• **Task prompt**:
Write out the data again in full, exactly as it reads.

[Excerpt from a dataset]
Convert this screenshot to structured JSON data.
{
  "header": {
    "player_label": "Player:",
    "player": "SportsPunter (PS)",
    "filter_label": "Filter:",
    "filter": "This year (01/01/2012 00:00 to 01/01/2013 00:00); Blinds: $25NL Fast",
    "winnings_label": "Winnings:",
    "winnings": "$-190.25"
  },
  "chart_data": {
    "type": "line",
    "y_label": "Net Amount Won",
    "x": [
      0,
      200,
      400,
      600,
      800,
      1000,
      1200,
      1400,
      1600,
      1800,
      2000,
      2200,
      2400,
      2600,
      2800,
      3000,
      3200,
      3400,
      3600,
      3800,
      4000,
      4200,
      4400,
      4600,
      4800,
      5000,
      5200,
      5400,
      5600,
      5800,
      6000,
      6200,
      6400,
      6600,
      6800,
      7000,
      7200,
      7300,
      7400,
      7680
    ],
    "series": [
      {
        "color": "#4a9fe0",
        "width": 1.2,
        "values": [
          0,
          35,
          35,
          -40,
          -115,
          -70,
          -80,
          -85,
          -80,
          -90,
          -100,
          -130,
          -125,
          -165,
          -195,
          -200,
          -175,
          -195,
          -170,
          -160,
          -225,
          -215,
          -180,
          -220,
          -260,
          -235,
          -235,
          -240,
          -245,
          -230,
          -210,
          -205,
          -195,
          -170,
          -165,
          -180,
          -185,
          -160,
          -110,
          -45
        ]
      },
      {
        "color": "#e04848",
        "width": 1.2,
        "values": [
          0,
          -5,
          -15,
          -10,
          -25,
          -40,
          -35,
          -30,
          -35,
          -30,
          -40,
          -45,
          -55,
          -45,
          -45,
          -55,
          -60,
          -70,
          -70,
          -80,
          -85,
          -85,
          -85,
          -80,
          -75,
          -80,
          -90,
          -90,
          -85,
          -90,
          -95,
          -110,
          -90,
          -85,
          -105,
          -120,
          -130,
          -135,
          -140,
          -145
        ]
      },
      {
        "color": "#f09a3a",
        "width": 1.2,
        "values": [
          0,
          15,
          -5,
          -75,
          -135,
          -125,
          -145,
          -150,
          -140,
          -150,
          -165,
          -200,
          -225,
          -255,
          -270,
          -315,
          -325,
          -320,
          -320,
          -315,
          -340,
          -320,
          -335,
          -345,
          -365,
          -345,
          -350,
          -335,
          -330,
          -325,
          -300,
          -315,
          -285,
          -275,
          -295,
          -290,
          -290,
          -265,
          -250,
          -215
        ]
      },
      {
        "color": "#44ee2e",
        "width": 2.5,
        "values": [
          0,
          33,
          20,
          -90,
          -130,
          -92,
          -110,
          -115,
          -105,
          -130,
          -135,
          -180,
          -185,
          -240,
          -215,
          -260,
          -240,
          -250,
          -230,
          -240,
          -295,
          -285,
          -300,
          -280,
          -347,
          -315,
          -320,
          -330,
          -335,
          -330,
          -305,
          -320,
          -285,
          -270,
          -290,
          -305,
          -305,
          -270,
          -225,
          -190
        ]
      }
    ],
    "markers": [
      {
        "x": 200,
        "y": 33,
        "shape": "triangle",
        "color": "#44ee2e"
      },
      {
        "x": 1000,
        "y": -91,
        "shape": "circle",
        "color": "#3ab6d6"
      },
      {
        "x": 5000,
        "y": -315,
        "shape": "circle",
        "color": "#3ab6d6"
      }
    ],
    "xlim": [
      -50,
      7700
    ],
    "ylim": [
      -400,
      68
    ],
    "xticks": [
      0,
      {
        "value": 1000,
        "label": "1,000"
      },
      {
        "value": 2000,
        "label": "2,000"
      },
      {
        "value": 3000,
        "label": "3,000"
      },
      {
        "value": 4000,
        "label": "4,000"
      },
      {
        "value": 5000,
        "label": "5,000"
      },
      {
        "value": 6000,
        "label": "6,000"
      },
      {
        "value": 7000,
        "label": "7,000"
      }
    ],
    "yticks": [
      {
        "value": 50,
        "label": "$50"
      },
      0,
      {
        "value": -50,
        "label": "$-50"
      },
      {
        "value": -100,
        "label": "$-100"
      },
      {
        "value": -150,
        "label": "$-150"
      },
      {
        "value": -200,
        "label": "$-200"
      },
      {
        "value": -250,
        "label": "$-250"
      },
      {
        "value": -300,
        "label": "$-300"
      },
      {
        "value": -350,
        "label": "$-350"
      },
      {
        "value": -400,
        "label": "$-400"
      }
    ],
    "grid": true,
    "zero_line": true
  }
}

• **Exercise answer**:
Convert this screenshot to structured JSON data.
{
  "header": {
    "player_label": "Player:",
    "player": "SportsPunter (PS)",
    "filter_label": "Filter:",
    "filter": "This year (01/01/2012 00:00 to 01/01/2013 00:00); Blinds: $25NL Fast",
    "winnings_label": "Winnings:",
    "winnings": "$-190.25"
  },
  "chart_data": {
    "type": "line",
    "y_label": "Net Amount Won",
    "x": [
      0,
      200,
      400,
      600,
      800,
      1000,
      1200,
      1400,
      1600,
      1800,
      2000,
      2200,
      2400,
      2600,
      2800,
      3000,
      3200,
      3400,
      3600,
      3800,
      4000,
      4200,
      4400,
      4600,
      4800,
      5000,
      5200,
      5400,
      5600,
      5800,
      6000,
      6200,
      6400,
      6600,
      6800,
      7000,
      7200,
      7300,
      7400,
      7680
    ],
    "series": [
      {
        "color": "#4a9fe0",
        "width": 1.2,
        "values": [
          0,
          35,
          35,
          -40,
          -115,
          -70,
          -80,
          -85,
          -80,
          -90,
          -100,
          -130,
          -125,
          -165,
          -195,
          -200,
          -175,
          -195,
          -170,
          -160,
          -225,
          -215,
          -180,
          -220,
          -260,
          -235,
          -235,
          -240,
          -245,
          -230,
          -210,
          -205,
          -195,
          -170,
          -165,
          -180,
          -185,
          -160,
          -110,
          -45
        ]
      },
      {
        "color": "#e04848",
        "width": 1.2,
        "values": [
          0,
          -5,
          -15,
          -10,
          -25,
          -40,
          -35,
          -30,
          -35,
          -30,
          -40,
          -45,
          -55,
          -45,
          -45,
          -55,
          -60,
          -70,
          -70,
          -80,
          -85,
          -85,
          -85,
          -80,
          -75,
          -80,
          -90,
          -90,
          -85,
          -90,
          -95,
          -110,
          -90,
          -85,
          -105,
          -120,
          -130,
          -135,
          -140,
          -145
        ]
      },
      {
        "color": "#f09a3a",
        "width": 1.2,
        "values": [
          0,
          15,
          -5,
          -75,
          -135,
          -125,
          -145,
          -150,
          -140,
          -150,
          -165,
          -200,
          -225,
          -255,
          -270,
          -315,
          -325,
          -320,
          -320,
          -315,
          -340,
          -320,
          -335,
          -345,
          -365,
          -345,
          -350,
          -335,
          -330,
          -325,
          -300,
          -315,
          -285,
          -275,
          -295,
          -290,
          -290,
          -265,
          -250,
          -215
        ]
      },
      {
        "color": "#44ee2e",
        "width": 2.5,
        "values": [
          0,
          33,
          20,
          -90,
          -130,
          -92,
          -110,
          -115,
          -105,
          -130,
          -135,
          -180,
          -185,
          -240,
          -215,
          -260,
          -240,
          -250,
          -230,
          -240,
          -295,
          -285,
          -300,
          -280,
          -347,
          -315,
          -320,
          -330,
          -335,
          -330,
          -305,
          -320,
          -285,
          -270,
          -290,
          -305,
          -305,
          -270,
          -225,
          -190
        ]
      }
    ],
    "markers": [
      {
        "x": 200,
        "y": 33,
        "shape": "triangle",
        "color": "#44ee2e"
      },
      {
        "x": 1000,
        "y": -91,
        "shape": "circle",
        "color": "#3ab6d6"
      },
      {
        "x": 5000,
        "y": -315,
        "shape": "circle",
        "color": "#3ab6d6"
      }
    ],
    "xlim": [
      -50,
      7700
    ],
    "ylim": [
      -400,
      68
    ],
    "xticks": [
      0,
      {
        "value": 1000,
        "label": "1,000"
      },
      {
        "value": 2000,
        "label": "2,000"
      },
      {
        "value": 3000,
        "label": "3,000"
      },
      {
        "value": 4000,
        "label": "4,000"
      },
      {
        "value": 5000,
        "label": "5,000"
      },
      {
        "value": 6000,
        "label": "6,000"
      },
      {
        "value": 7000,
        "label": "7,000"
      }
    ],
    "yticks": [
      {
        "value": 50,
        "label": "$50"
      },
      0,
      {
        "value": -50,
        "label": "$-50"
      },
      {
        "value": -100,
        "label": "$-100"
      },
      {
        "value": -150,
        "label": "$-150"
      },
      {
        "value": -200,
        "label": "$-200"
      },
      {
        "value": -250,
        "label": "$-250"
      },
      {
        "value": -300,
        "label": "$-300"
      },
      {
        "value": -350,
        "label": "$-350"
      },
      {
        "value": -400,
        "label": "$-400"
      }
    ],
    "grid": true,
    "zero_line": true
  }
}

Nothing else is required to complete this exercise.